▸ **TAREFA SOLICITADA 1**
Repita exatamente as linhas dos registros, do início deles até a linha que contém "The open-frame container", com as duas extremidades incluídas, e deixe as imagens fora da resposta.

====== TRECHO SELECIONADO

“Você não pode mudar o passado. Mas o futuro pode ser diferente. E precisa começar por algum lugar.”
Somos uma raça insatisfeita por natureza. Dê a um ser humano tudo com o que ele sempre sonhou e em um curto período de tempo ele conseguirá se sentir incompleto e desejoso de algo completamente inverso. Dito isso, nada mais natural do que uma pessoa em um relacionamento dos sonhos desejarem recuperar sua solteirice e, quando solteira, desejar um relacionamento sério. Ou alguém lutar a vida inteira para conquistar riqueza material e desejar no fim o calor humano – e vice-versa. Não é loucura. É apenas nosso instinto falando mais alto. Assim, o título abrasileirado desse belo Litlle Children, Pecados Íntimos, revela uma imaturidade imensa dos responsáveis por essa atrocidade, já que tudo que o filme NÃO faz em momento algum é julgar seus personagens, apenas humanos sendo humanos – portanto, falhos por natureza -, algo que “nosso título” faz em duas palavras.

============

▸ **TAREFA SOLICITADA 2**
Reescreva o trecho selecionado, de "Somos uma raça" a "em duas palavras.", substituindo "relacionamento" por "namoro".

====== REGISTROS FORNECIDOS

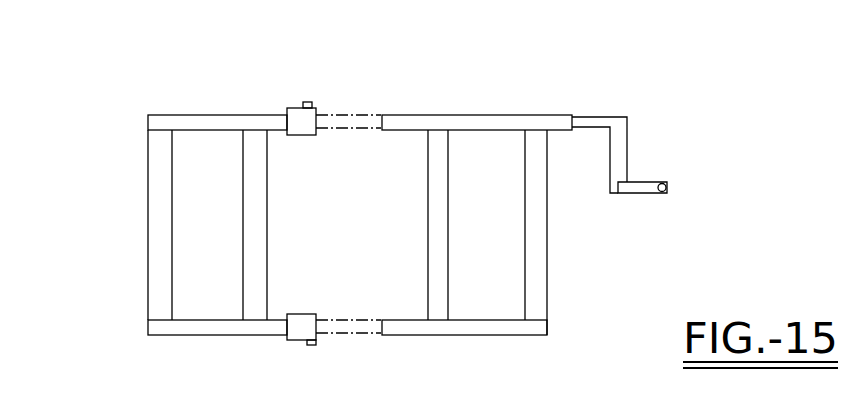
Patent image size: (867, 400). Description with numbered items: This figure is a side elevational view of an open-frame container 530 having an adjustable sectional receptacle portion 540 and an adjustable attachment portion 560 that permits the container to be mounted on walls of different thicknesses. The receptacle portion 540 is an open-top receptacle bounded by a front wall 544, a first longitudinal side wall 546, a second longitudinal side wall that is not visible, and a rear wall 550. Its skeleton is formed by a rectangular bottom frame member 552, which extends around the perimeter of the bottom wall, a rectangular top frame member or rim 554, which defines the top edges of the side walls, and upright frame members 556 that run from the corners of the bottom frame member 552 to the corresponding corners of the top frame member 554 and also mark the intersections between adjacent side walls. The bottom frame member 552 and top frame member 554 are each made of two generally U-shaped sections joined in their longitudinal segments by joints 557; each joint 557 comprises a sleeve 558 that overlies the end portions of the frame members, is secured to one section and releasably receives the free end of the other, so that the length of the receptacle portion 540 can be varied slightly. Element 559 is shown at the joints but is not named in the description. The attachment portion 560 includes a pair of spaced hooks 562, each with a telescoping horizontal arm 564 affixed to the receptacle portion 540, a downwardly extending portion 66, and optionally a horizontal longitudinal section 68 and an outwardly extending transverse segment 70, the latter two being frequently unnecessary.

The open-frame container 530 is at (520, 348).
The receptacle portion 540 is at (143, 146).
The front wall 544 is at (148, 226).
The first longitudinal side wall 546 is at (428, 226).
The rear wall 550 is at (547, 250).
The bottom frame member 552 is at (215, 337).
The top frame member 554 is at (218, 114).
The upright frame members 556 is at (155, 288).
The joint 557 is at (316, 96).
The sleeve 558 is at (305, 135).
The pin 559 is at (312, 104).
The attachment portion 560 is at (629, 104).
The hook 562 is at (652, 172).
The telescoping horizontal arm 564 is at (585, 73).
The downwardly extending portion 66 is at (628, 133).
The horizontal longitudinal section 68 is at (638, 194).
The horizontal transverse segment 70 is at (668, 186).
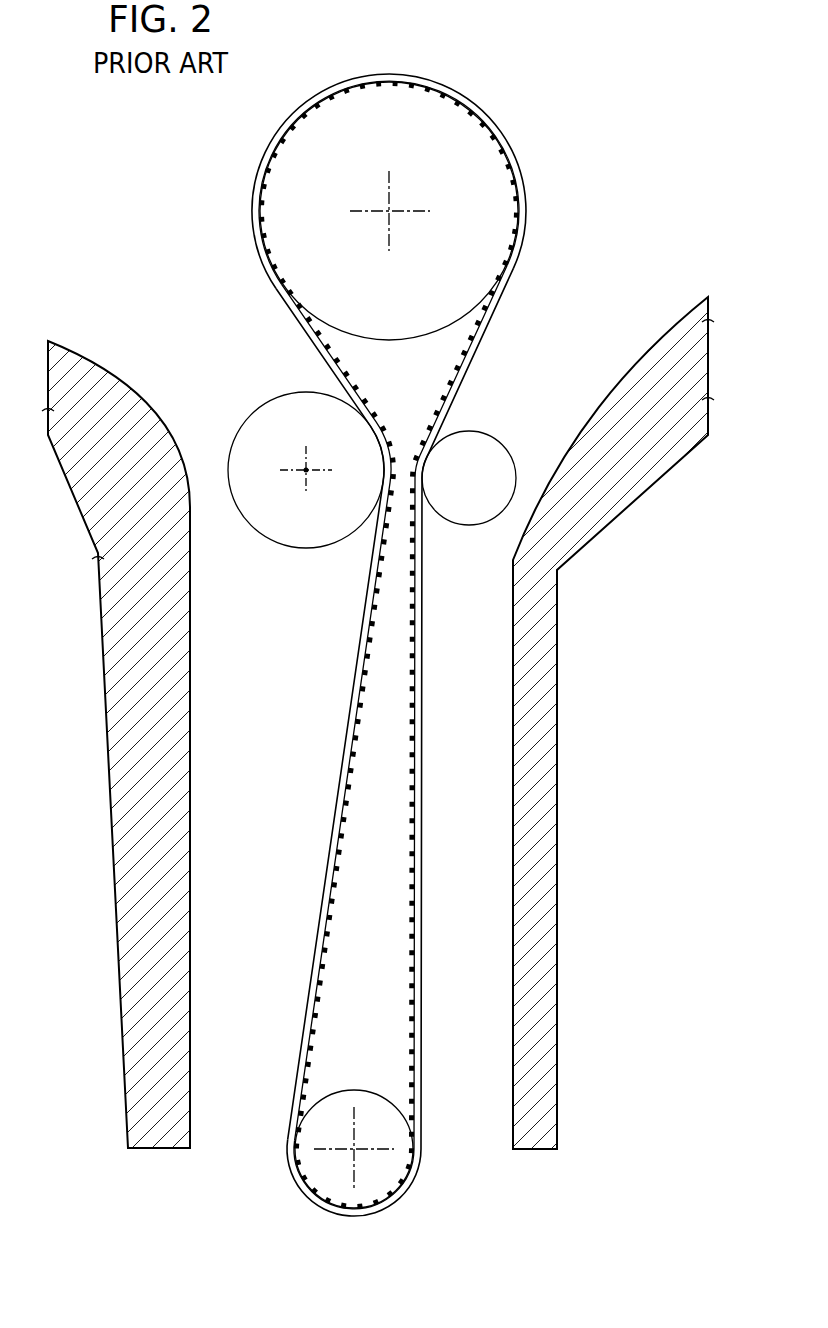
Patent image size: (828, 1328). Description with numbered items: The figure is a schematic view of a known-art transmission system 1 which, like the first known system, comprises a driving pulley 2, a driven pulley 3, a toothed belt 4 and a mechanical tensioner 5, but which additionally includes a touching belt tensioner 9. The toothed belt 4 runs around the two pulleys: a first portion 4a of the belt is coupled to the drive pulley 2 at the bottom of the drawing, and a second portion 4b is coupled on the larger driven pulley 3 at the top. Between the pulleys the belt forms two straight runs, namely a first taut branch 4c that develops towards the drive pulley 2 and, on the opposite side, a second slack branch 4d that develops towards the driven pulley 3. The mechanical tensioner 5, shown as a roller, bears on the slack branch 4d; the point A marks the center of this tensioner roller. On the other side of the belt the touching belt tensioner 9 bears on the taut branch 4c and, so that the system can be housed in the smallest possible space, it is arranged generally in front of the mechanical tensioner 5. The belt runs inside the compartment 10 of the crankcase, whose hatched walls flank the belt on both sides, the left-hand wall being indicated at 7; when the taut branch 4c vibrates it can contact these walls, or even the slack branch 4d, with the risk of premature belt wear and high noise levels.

============

▸ **RESPOSTA COMPLETA 1**
Patent image size: (867, 400). Description with numbered items: This figure is a side elevational view of an open-frame container 530 having an adjustable sectional receptacle portion 540 and an adjustable attachment portion 560 that permits the container to be mounted on walls of different thicknesses. The receptacle portion 540 is an open-top receptacle bounded by a front wall 544, a first longitudinal side wall 546, a second longitudinal side wall that is not visible, and a rear wall 550. Its skeleton is formed by a rectangular bottom frame member 552, which extends around the perimeter of the bottom wall, a rectangular top frame member or rim 554, which defines the top edges of the side walls, and upright frame members 556 that run from the corners of the bottom frame member 552 to the corresponding corners of the top frame member 554 and also mark the intersections between adjacent side walls. The bottom frame member 552 and top frame member 554 are each made of two generally U-shaped sections joined in their longitudinal segments by joints 557; each joint 557 comprises a sleeve 558 that overlies the end portions of the frame members, is secured to one section and releasably receives the free end of the other, so that the length of the receptacle portion 540 can be varied slightly. Element 559 is shown at the joints but is not named in the description. The attachment portion 560 includes a pair of spaced hooks 562, each with a telescoping horizontal arm 564 affixed to the receptacle portion 540, a downwardly extending portion 66, and optionally a horizontal longitudinal section 68 and an outwardly extending transverse segment 70, the latter two being frequently unnecessary.

The open-frame container 530 is at (520, 348).

▸ **RESPOSTA COMPLETA 2**
Somos uma raça insatisfeita por natureza. Dê a um ser humano tudo com o que ele sempre sonhou e em um curto período de tempo ele conseguirá se sentir incompleto e desejoso de algo completamente inverso. Dito isso, nada mais natural do que uma pessoa em um namoro dos sonhos desejarem recuperar sua solteirice e, quando solteira, desejar um namoro sério. Ou alguém lutar a vida inteira para conquistar riqueza material e desejar no fim o calor humano – e vice-versa. Não é loucura. É apenas nosso instinto falando mais alto. Assim, o título abrasileirado desse belo Litlle Children, Pecados Íntimos, revela uma imaturidade imensa dos responsáveis por essa atrocidade, já que tudo que o filme NÃO faz em momento algum é julgar seus personagens, apenas humanos sendo humanos – portanto, falhos por natureza -, algo que “nosso título” faz em duas palavras.